── TEXT SECTION ──
This vignette details how to use the internal table search functions in the cansim package with a simple example using employment data for economic regions in British Columbia.

A note on caching and refreshing table lists

As the table search function requires a full scrape of Statistics Canada’s data repository webpages, generating this list can be quite slow so a saved list of tables is included with the package. As Statistics Canada adds additional tables and data products, the list that comes with the package will become out of date and will require refreshing. Tables can be refreshed by specifying refresh=TRUE when calling list_cansim_tables. The full list of tables can be cached locally to avoid delays and prevent unnecessary web scraping. This can (and should) be enabled by setting options(cache_path="your cache path") option so that table information is cached across R sessions.

Listing and filtering tables

Calling list_cansim_tables returns a data frame with useful metadata for available tables. There are 21 fields of metadata for each table including title, in English and French, keyword sets, notes, and table numbers.
───
── ENTRIES ──
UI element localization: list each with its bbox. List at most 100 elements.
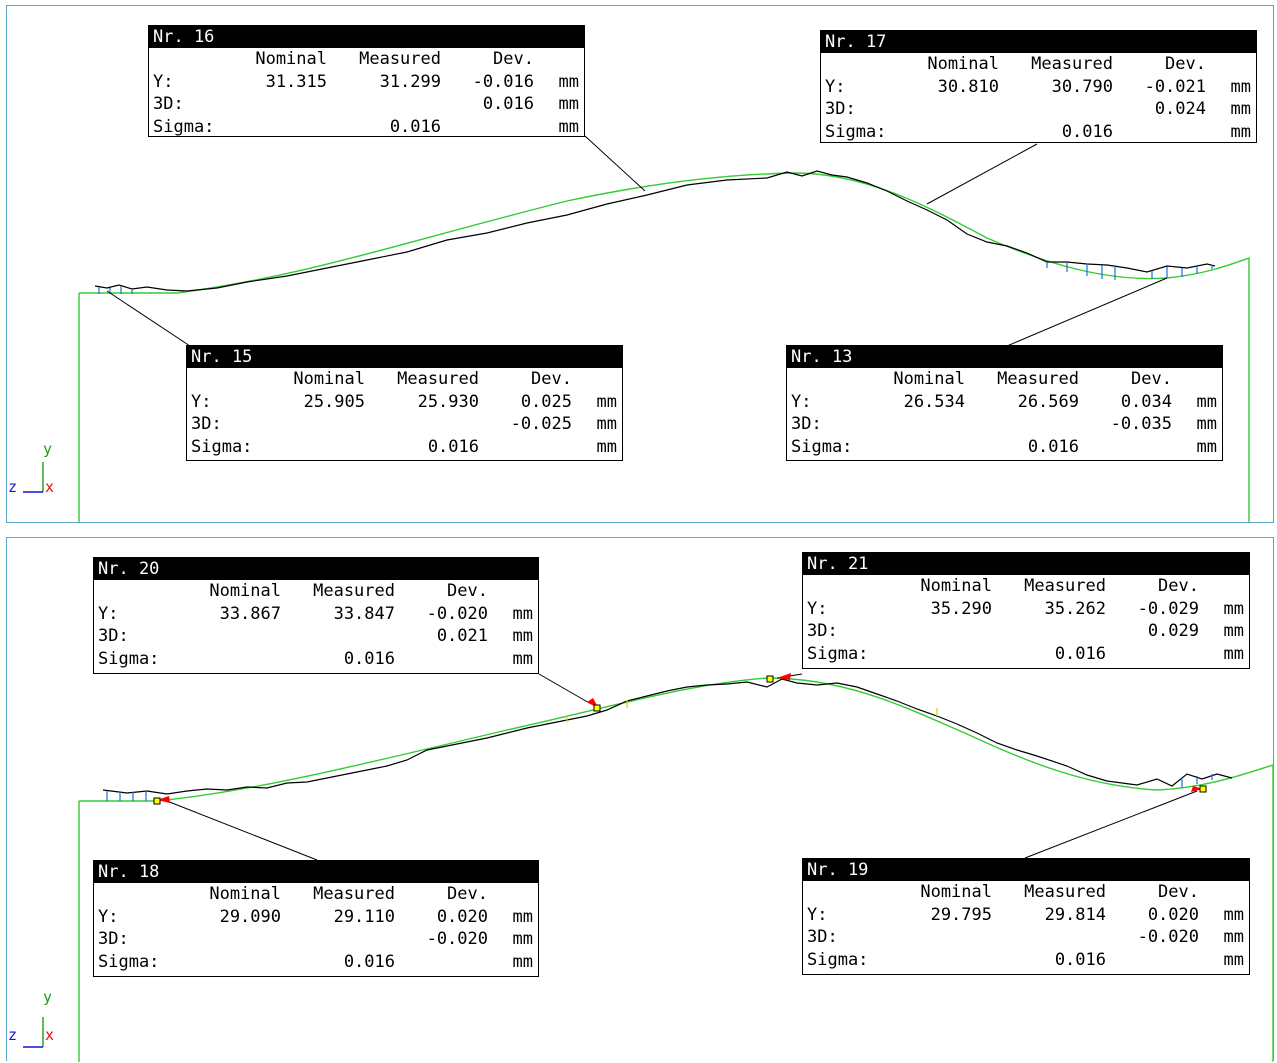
axis-triad (23, 462, 44, 493)
box-title: Nr. 20 (94, 558, 538, 580)
3d-value: 0.029 (1147, 621, 1199, 641)
label-sigma: Sigma: (98, 648, 160, 669)
3d-value: 0.021 (436, 626, 488, 646)
sigma-value: 0.016 (343, 951, 395, 972)
sigma-value: 0.016 (427, 436, 479, 457)
unit: mm (512, 906, 533, 927)
measurement-box-13[interactable]: Nr. 13 Nominal Measured Dev. Y: 26.534 26.56… (786, 345, 1223, 461)
col-measured: Measured (313, 581, 395, 601)
label-3d: 3D: (98, 626, 129, 646)
measurement-box-16[interactable]: Nr. 16 Nominal Measured Dev. Y: 31.315 31.29… (148, 25, 585, 137)
label-y: Y: (98, 906, 119, 927)
measured-curve (102, 678, 1233, 795)
col-measured: Measured (1031, 54, 1113, 74)
measured-value: 29.110 (333, 906, 395, 927)
col-nominal: Nominal (920, 576, 992, 596)
sigma-value: 0.016 (389, 116, 441, 137)
deviation-whiskers (98, 262, 1213, 294)
label-3d: 3D: (153, 94, 184, 114)
axis-label-y: y (43, 988, 53, 1006)
nominal-value: 29.795 (930, 904, 992, 925)
axis-label-y: y (43, 440, 53, 458)
nominal-curve (78, 677, 1273, 1062)
dev-value: 0.020 (1147, 904, 1199, 925)
label-sigma: Sigma: (807, 949, 869, 970)
box-title: Nr. 17 (821, 31, 1256, 53)
unit: mm (596, 391, 617, 412)
measurement-box-21[interactable]: Nr. 21 Nominal Measured Dev. Y: 35.290 35.26… (802, 552, 1250, 669)
label-3d: 3D: (807, 927, 838, 947)
col-dev: Dev. (493, 49, 534, 69)
col-dev: Dev. (1165, 54, 1206, 74)
measured-value: 29.814 (1044, 904, 1106, 925)
label-sigma: Sigma: (825, 121, 887, 142)
sigma-value: 0.016 (1027, 436, 1079, 457)
label-sigma: Sigma: (98, 951, 160, 972)
col-nominal: Nominal (927, 54, 999, 74)
unit: mm (1230, 76, 1251, 97)
col-dev: Dev. (1131, 369, 1172, 389)
measurement-box-19[interactable]: Nr. 19 Nominal Measured Dev. Y: 29.795 29.81… (802, 858, 1250, 975)
label-y: Y: (153, 71, 174, 92)
measured-value: 33.847 (333, 603, 395, 624)
unit: mm (1223, 598, 1244, 619)
bottom-profile-view[interactable]: Nr. 20 Nominal Measured Dev. Y: 33.867 33.84… (6, 537, 1274, 1062)
col-dev: Dev. (1158, 576, 1199, 596)
dev-value: -0.020 (426, 603, 488, 624)
col-measured: Measured (997, 369, 1079, 389)
unit: mm (512, 648, 533, 669)
box-title: Nr. 18 (94, 861, 538, 883)
3d-value: 0.024 (1154, 99, 1206, 119)
nominal-value: 35.290 (930, 598, 992, 619)
measured-value: 25.930 (417, 391, 479, 412)
unit: mm (512, 603, 533, 624)
box-title: Nr. 16 (149, 26, 584, 48)
unit: mm (1223, 927, 1244, 947)
box-title: Nr. 19 (803, 859, 1249, 881)
label-y: Y: (807, 904, 828, 925)
unit: mm (1223, 643, 1244, 664)
3d-value: -0.025 (510, 414, 572, 434)
measured-value: 31.299 (379, 71, 441, 92)
unit: mm (1230, 99, 1251, 119)
unit: mm (1223, 621, 1244, 641)
sigma-value: 0.016 (1054, 643, 1106, 664)
dev-value: 0.020 (436, 906, 488, 927)
measurement-box-18[interactable]: Nr. 18 Nominal Measured Dev. Y: 29.090 29.11… (93, 860, 539, 977)
col-nominal: Nominal (209, 581, 281, 601)
label-sigma: Sigma: (191, 436, 253, 457)
label-3d: 3D: (191, 414, 222, 434)
axis-triad (23, 1017, 44, 1048)
col-nominal: Nominal (209, 884, 281, 904)
box-title: Nr. 15 (187, 346, 622, 368)
measurement-box-20[interactable]: Nr. 20 Nominal Measured Dev. Y: 33.867 33.84… (93, 557, 539, 674)
label-sigma: Sigma: (153, 116, 215, 137)
dev-value: 0.025 (520, 391, 572, 412)
measured-curve (94, 170, 1216, 292)
col-nominal: Nominal (920, 882, 992, 902)
label-sigma: Sigma: (791, 436, 853, 457)
axis-label-x: x (45, 478, 55, 496)
unit: mm (558, 94, 579, 114)
col-nominal: Nominal (893, 369, 965, 389)
label-3d: 3D: (98, 929, 129, 949)
dev-value: 0.034 (1120, 391, 1172, 412)
measured-value: 35.262 (1044, 598, 1106, 619)
measured-value: 30.790 (1051, 76, 1113, 97)
top-profile-view[interactable]: Nr. 16 Nominal Measured Dev. Y: 31.315 31.29… (6, 5, 1274, 523)
unit: mm (596, 436, 617, 457)
nominal-value: 31.315 (265, 71, 327, 92)
unit: mm (1223, 949, 1244, 970)
measurement-box-17[interactable]: Nr. 17 Nominal Measured Dev. Y: 30.810 30.79… (820, 30, 1257, 143)
nominal-value: 25.905 (303, 391, 365, 412)
deviation-whiskers (106, 774, 1213, 801)
3d-value: -0.020 (1137, 927, 1199, 947)
3d-value: 0.016 (482, 94, 534, 114)
label-y: Y: (191, 391, 212, 412)
measurement-box-15[interactable]: Nr. 15 Nominal Measured Dev. Y: 25.905 25.93… (186, 345, 623, 461)
unit: mm (558, 71, 579, 92)
axis-label-z: z (8, 1026, 18, 1044)
3d-value: -0.035 (1110, 414, 1172, 434)
col-measured: Measured (313, 884, 395, 904)
label-3d: 3D: (825, 99, 856, 119)
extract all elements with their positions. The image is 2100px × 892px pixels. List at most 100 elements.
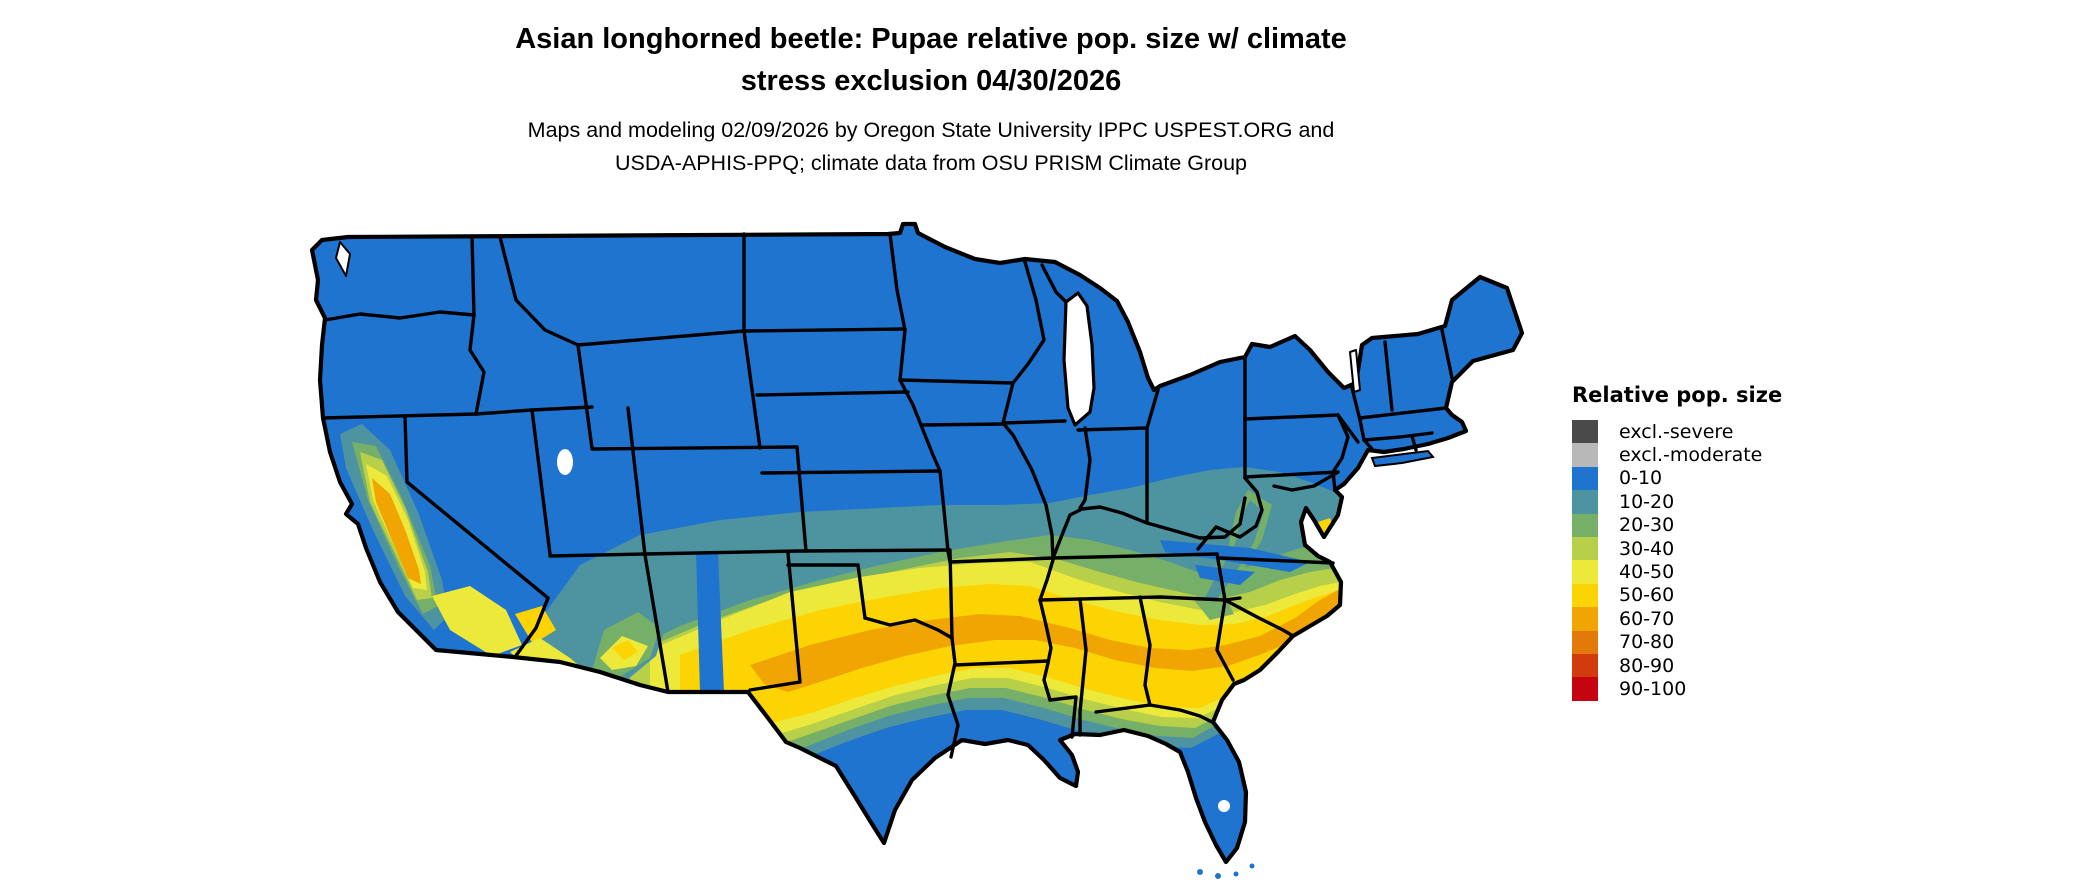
legend-label-60-70: 60-70 (1619, 607, 1675, 630)
border-co-ks (795, 445, 808, 553)
legend-label-excl-moderate: excl.-moderate (1619, 444, 1763, 467)
border-nc-sc (1223, 598, 1295, 638)
border-sd-mn (898, 328, 907, 382)
border-mississippi-river (1001, 260, 1055, 702)
socal-yellow-patch (432, 586, 522, 656)
map-title: Asian longhorned beetle: Pupae relative … (0, 18, 1862, 102)
border-ks-mo (938, 469, 952, 564)
border-red-river (863, 616, 954, 640)
us-outline (309, 221, 1525, 865)
border-ny-nj (1336, 413, 1360, 444)
legend-swatch-80-90 (1572, 653, 1598, 678)
legend-swatch-60-70 (1572, 607, 1598, 631)
legend-swatch-excl-moderate (1572, 443, 1598, 467)
border-potomac (1272, 470, 1340, 492)
ca-valley-orange (372, 478, 421, 584)
border-wi-mi (1040, 263, 1068, 304)
border-41n (590, 445, 799, 451)
legend-item-20-30: 20-30 (1572, 513, 1872, 537)
lake-okeechobee (1218, 800, 1230, 812)
legend-label-70-80: 70-80 (1619, 631, 1675, 654)
legend-item-50-60: 50-60 (1572, 583, 1872, 608)
border-or-id (468, 313, 486, 416)
border-pa-md (1243, 470, 1340, 479)
great-salt-lake (557, 449, 573, 475)
legend-swatch-70-80 (1572, 630, 1598, 654)
border-nd-mn (888, 232, 907, 332)
border-nh-me (1440, 328, 1454, 380)
legend-label-20-30: 20-30 (1619, 514, 1675, 537)
border-42n (321, 405, 594, 420)
legend-label-10-20: 10-20 (1619, 490, 1675, 513)
border-ut-co (626, 406, 647, 557)
border-ny-ct (1358, 418, 1374, 451)
border-ma-north (1358, 406, 1448, 420)
border-tn-nc (1215, 552, 1227, 602)
border-ne-ks (760, 469, 942, 475)
border-va-nc (1218, 556, 1335, 565)
border-sd-ne (755, 390, 910, 397)
az-gold-patch (612, 640, 638, 660)
border-nm-tx (748, 551, 802, 692)
legend-item-70-80: 70-80 (1572, 630, 1872, 654)
legend-swatch-40-50 (1572, 560, 1598, 584)
legend-swatch-0-10 (1572, 466, 1598, 491)
border-mt-wy (576, 329, 746, 347)
lake-michigan (1062, 291, 1096, 427)
rio-grande-blue-streak (696, 552, 724, 692)
border-mi-in-oh (1076, 388, 1160, 432)
border-ny-vt (1350, 386, 1362, 422)
long-island (1370, 449, 1435, 468)
header: Asian longhorned beetle: Pupae relative … (0, 18, 1862, 180)
legend-item-0-10: 0-10 (1572, 466, 1872, 491)
border-ma-south (1362, 431, 1434, 442)
border-il-in (1078, 426, 1092, 510)
border-id-mt (498, 235, 580, 347)
legend-label-0-10: 0-10 (1619, 467, 1663, 490)
border-delaware-river (1331, 413, 1350, 492)
lake-champlain (1349, 349, 1361, 393)
map-subtitle-line1: Maps and modeling 02/09/2026 by Oregon S… (527, 118, 1335, 142)
legend-title: Relative pop. size (1572, 383, 1783, 407)
legend-label-excl-severe: excl.-severe (1619, 420, 1734, 443)
border-ia-ne-river (898, 378, 942, 473)
legend-label-40-50: 40-50 (1619, 561, 1675, 584)
legend-item-excl-moderate: excl.-moderate (1572, 443, 1872, 467)
legend-swatch-10-20 (1572, 490, 1598, 514)
border-nv-ut (530, 408, 552, 556)
legend-item-60-70: 60-70 (1572, 607, 1872, 631)
border-wa-or (323, 310, 476, 322)
map-title-line2: stress exclusion 04/30/2026 (740, 65, 1122, 97)
legend-item-30-40: 30-40 (1572, 536, 1872, 561)
legend-label-90-100: 90-100 (1619, 677, 1687, 700)
border-ok-ar (948, 549, 954, 640)
border-ca-az (513, 596, 550, 659)
state-borders (321, 232, 1454, 759)
border-ms-al (1078, 597, 1088, 737)
border-id-wy (576, 343, 594, 450)
border-wv-va-ky (1196, 476, 1264, 551)
border-fl-north (1094, 703, 1214, 724)
border-vt-nh (1383, 340, 1394, 412)
border-mn-ia (898, 378, 1015, 385)
map-subtitle-line2: USDA-APHIS-PPQ; climate data from OSU PR… (614, 151, 1248, 175)
puget-sound (335, 241, 351, 277)
legend-item-90-100: 90-100 (1572, 677, 1872, 701)
border-nd-sd (742, 327, 907, 333)
legend-item-excl-severe: excl.-severe (1572, 420, 1872, 444)
border-wi-il (1001, 419, 1067, 425)
legend-label-80-90: 80-90 (1619, 654, 1675, 677)
border-ar-la (953, 659, 1050, 667)
legend-swatch-excl-severe (1572, 420, 1598, 444)
lakes (335, 241, 1361, 812)
border-ok-panhandle (786, 563, 867, 620)
legend-label-30-40: 30-40 (1619, 537, 1675, 560)
border-az-nm (643, 553, 670, 694)
border-ca-nv (403, 414, 550, 600)
border-37n (548, 548, 952, 558)
legend: Relative pop. size excl.-severe excl.-mo… (1572, 383, 1872, 701)
legend-swatch-20-30 (1572, 513, 1598, 537)
legend-item-40-50: 40-50 (1572, 560, 1872, 584)
border-wa-id (470, 235, 476, 317)
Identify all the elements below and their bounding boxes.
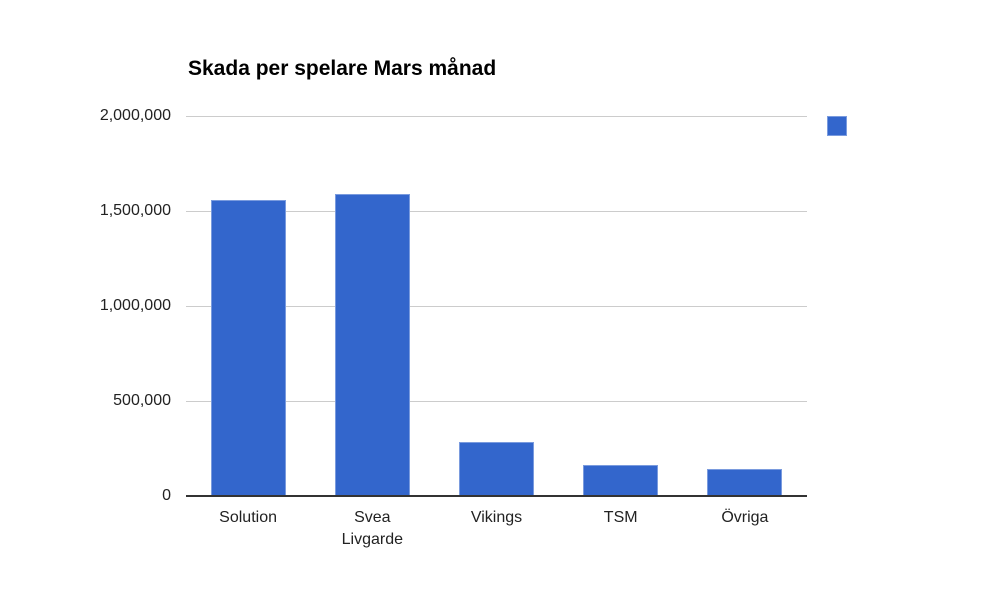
x-tick-label-ovriga: Övriga [721,509,769,526]
x-tick-label-solution: Solution [219,509,277,526]
y-tick-label: 500,000 [113,392,171,409]
bar-ovriga[interactable] [707,468,783,496]
y-tick-label: 2,000,000 [99,107,171,124]
gridline-2000000 [186,116,807,117]
gridline-1000000 [186,306,807,307]
y-tick-label: 1,000,000 [99,297,171,314]
x-tick-label-vikings: Vikings [470,509,523,526]
bar-vikings[interactable] [459,442,534,496]
y-tick-label: 1,500,000 [99,202,171,219]
x-tick-label-svea-livgarde: Svea Livgarde [341,509,403,548]
plot-area [186,116,807,497]
bar-tsm[interactable] [583,464,659,496]
bar-solution[interactable] [210,199,286,496]
gridline-1500000 [186,211,807,212]
gridline-500000 [186,401,807,402]
y-tick-label: 0 [162,487,171,504]
bar-svea-livgarde[interactable] [334,193,410,496]
legend-swatch-icon [827,116,847,136]
legend [827,116,847,136]
chart-title: Skada per spelare Mars månad [188,57,497,80]
x-axis-line [186,495,807,497]
x-tick-label-tsm: TSM [603,509,638,526]
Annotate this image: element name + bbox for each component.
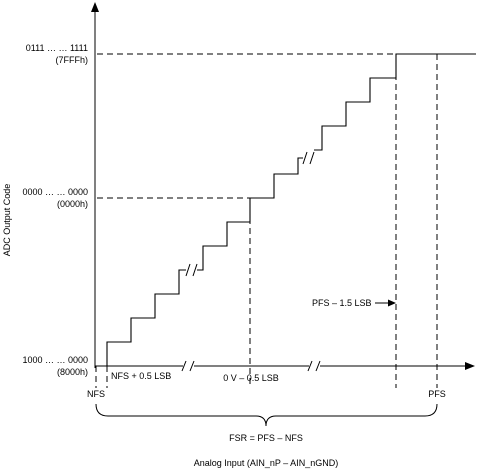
- fsr-brace: [95, 403, 438, 427]
- mid-code-hex: (0000h): [57, 199, 88, 209]
- zero-step-label: 0 V – 0.5 LSB: [223, 373, 279, 383]
- mid-code-binary: 0000 … … 0000: [22, 187, 88, 197]
- bottom-code-hex: (8000h): [57, 367, 88, 377]
- pfs-label: PFS: [428, 389, 446, 399]
- staircase-break-icon: [302, 151, 315, 165]
- x-axis-arrow-icon: [465, 362, 475, 370]
- pfs-step-arrow-icon: [388, 299, 396, 307]
- x-axis-title: Analog Input (AIN_nP – AIN_nGND): [194, 458, 338, 468]
- staircase-break-icon: [185, 263, 198, 277]
- fsr-label: FSR = PFS – NFS: [229, 433, 303, 443]
- transfer-staircase-upper: [314, 53, 476, 151]
- nfs-step-label: NFS + 0.5 LSB: [111, 371, 171, 381]
- top-code-binary: 0111 … … 1111: [26, 43, 88, 53]
- transfer-staircase-middle: [197, 157, 303, 271]
- top-code-hex: (7FFFh): [56, 55, 89, 65]
- x-axis-break-icon: [181, 360, 195, 372]
- nfs-label: NFS: [87, 389, 105, 399]
- bottom-code-binary: 1000 … … 0000: [22, 355, 88, 365]
- y-axis-arrow-icon: [91, 2, 99, 12]
- transfer-staircase-lower: [95, 269, 186, 367]
- x-axis-break-icon: [307, 360, 321, 372]
- pfs-step-label: PFS – 1.5 LSB: [312, 298, 372, 308]
- y-axis-title: ADC Output Code: [2, 184, 12, 257]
───
> **EXERCISE AIM**
Extend the cansim package vignette on searching Statistics Canada tables, continuing after its final sentence.

> **OUTPUT FOR THIS EXERCISE**
The appropriate table can be found by subsetting or filtering on the properties we want to use to find the appropriate tables.

The search came up with two tables. In this example we are interested in the unemployment rate for 2015 onwards for the Lower Mainland, Vancouver Island, and Okanagan economic regions from the Labour Force Characteristics table. We use the tidyr package here to reshape data from a long format to a wider format.

We can visualize then results with ggplot2.

library(ggplot2)
ggplot(data, aes(x=Date, group = GEO,y=Estimate)) +
  geom_ribbon(aes(ymin=Estimate - `Standard error of estimate`,
                  ymax=Estimate + `Standard error of estimate`, fill=""),
              alpha=0.8) +
  geom_line(aes(color=GEO)) +
  scale_y_continuous(labels=scales::percent) +
  scale_fill_manual(name = "", values="grey80", label="Standard error") +
  theme_bw() + 
  labs(title = "Comparison of unemployment rate by economic region",
       y = "Unemployment Rate", 
       x = "",
       color = "",
       caption=paste0("CANSIM ", selected_table))